- [Problem]
Reproduce every line of the listing as written, apart from the pictures.

======

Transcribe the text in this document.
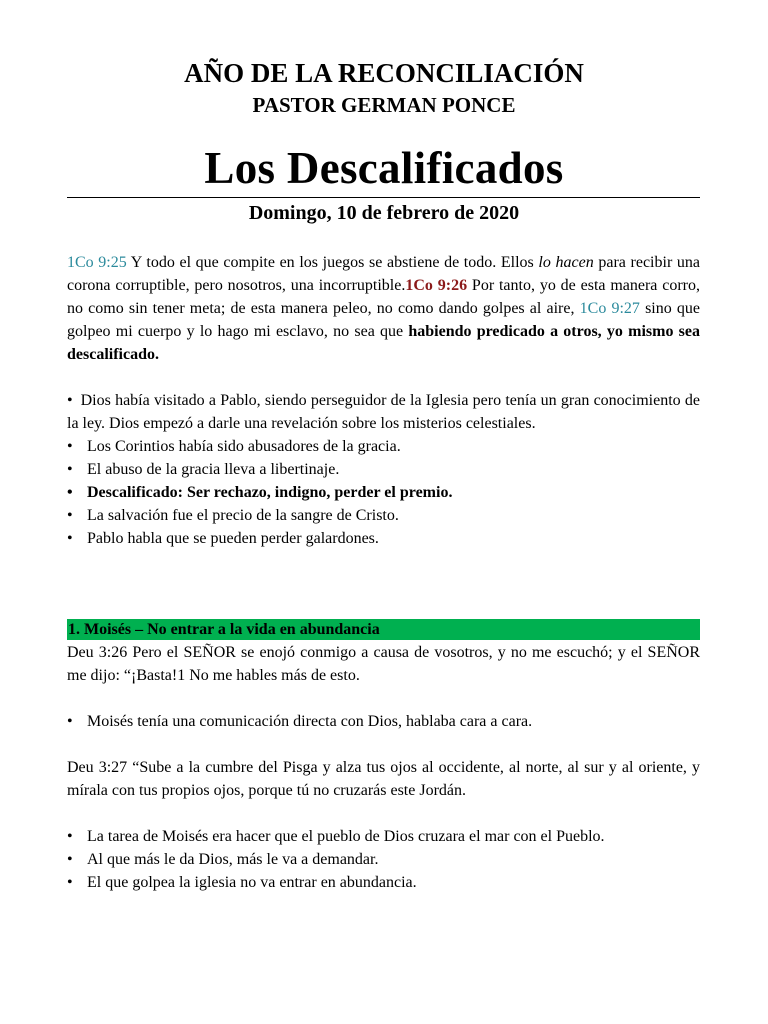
AÑO DE LA RECONCILIACIÓN
PASTOR GERMAN PONCE
Los Descalificados
Domingo, 10 de febrero de 2020

1Co 9:25 Y todo el que compite en los juegos se abstiene de todo. Ellos lo hacen para recibir una corona corruptible, pero nosotros, una incorruptible.1Co 9:26 Por tanto, yo de esta manera corro, no como sin tener meta; de esta manera peleo, no como dando golpes al aire, 1Co 9:27 sino que golpeo mi cuerpo y lo hago mi esclavo, no sea que habiendo predicado a otros, yo mismo sea descalificado.

• Dios había visitado a Pablo, siendo perseguidor de la Iglesia pero tenía un gran conocimiento de la ley. Dios empezó a darle una revelación sobre los misterios celestiales.
• Los Corintios había sido abusadores de la gracia.
• El abuso de la gracia lleva a libertinaje.
• Descalificado: Ser rechazo, indigno, perder el premio.
• La salvación fue el precio de la sangre de Cristo.
• Pablo habla que se pueden perder galardones.
1. Moisés – No entrar a la vida en abundancia

Deu 3:26 Pero el SEÑOR se enojó conmigo a causa de vosotros, y no me escuchó; y el SEÑOR me dijo: “¡Basta!1 No me hables más de esto.

• Moisés tenía una comunicación directa con Dios, hablaba cara a cara.

Deu 3:27 “Sube a la cumbre del Pisga y alza tus ojos al occidente, al norte, al sur y al oriente, y mírala con tus propios ojos, porque tú no cruzarás este Jordán.

• La tarea de Moisés era hacer que el pueblo de Dios cruzara el mar con el Pueblo.
• Al que más le da Dios, más le va a demandar.
• El que golpea la iglesia no va entrar en abundancia.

======

- [Complete response]
Transcribe the text in this document.
AÑO DE LA RECONCILIACIÓN
PASTOR GERMAN PONCE
Los Descalificados
Domingo, 10 de febrero de 2020

1Co 9:25 Y todo el que compite en los juegos se abstiene de todo. Ellos lo hacen para recibir una corona corruptible, pero nosotros, una incorruptible.1Co 9:26 Por tanto, yo de esta manera corro, no como sin tener meta; de esta manera peleo, no como dando golpes al aire, 1Co 9:27 sino que golpeo mi cuerpo y lo hago mi esclavo, no sea que habiendo predicado a otros, yo mismo sea descalificado.

• Dios había visitado a Pablo, siendo perseguidor de la Iglesia pero tenía un gran conocimiento de la ley. Dios empezó a darle una revelación sobre los misterios celestiales.
• Los Corintios había sido abusadores de la gracia.
• El abuso de la gracia lleva a libertinaje.
• Descalificado: Ser rechazo, indigno, perder el premio.
• La salvación fue el precio de la sangre de Cristo.
• Pablo habla que se pueden perder galardones.
1. Moisés – No entrar a la vida en abundancia

Deu 3:26 Pero el SEÑOR se enojó conmigo a causa de vosotros, y no me escuchó; y el SEÑOR me dijo: “¡Basta!1 No me hables más de esto.

• Moisés tenía una comunicación directa con Dios, hablaba cara a cara.

Deu 3:27 “Sube a la cumbre del Pisga y alza tus ojos al occidente, al norte, al sur y al oriente, y mírala con tus propios ojos, porque tú no cruzarás este Jordán.

• La tarea de Moisés era hacer que el pueblo de Dios cruzara el mar con el Pueblo.
• Al que más le da Dios, más le va a demandar.
• El que golpea la iglesia no va entrar en abundancia.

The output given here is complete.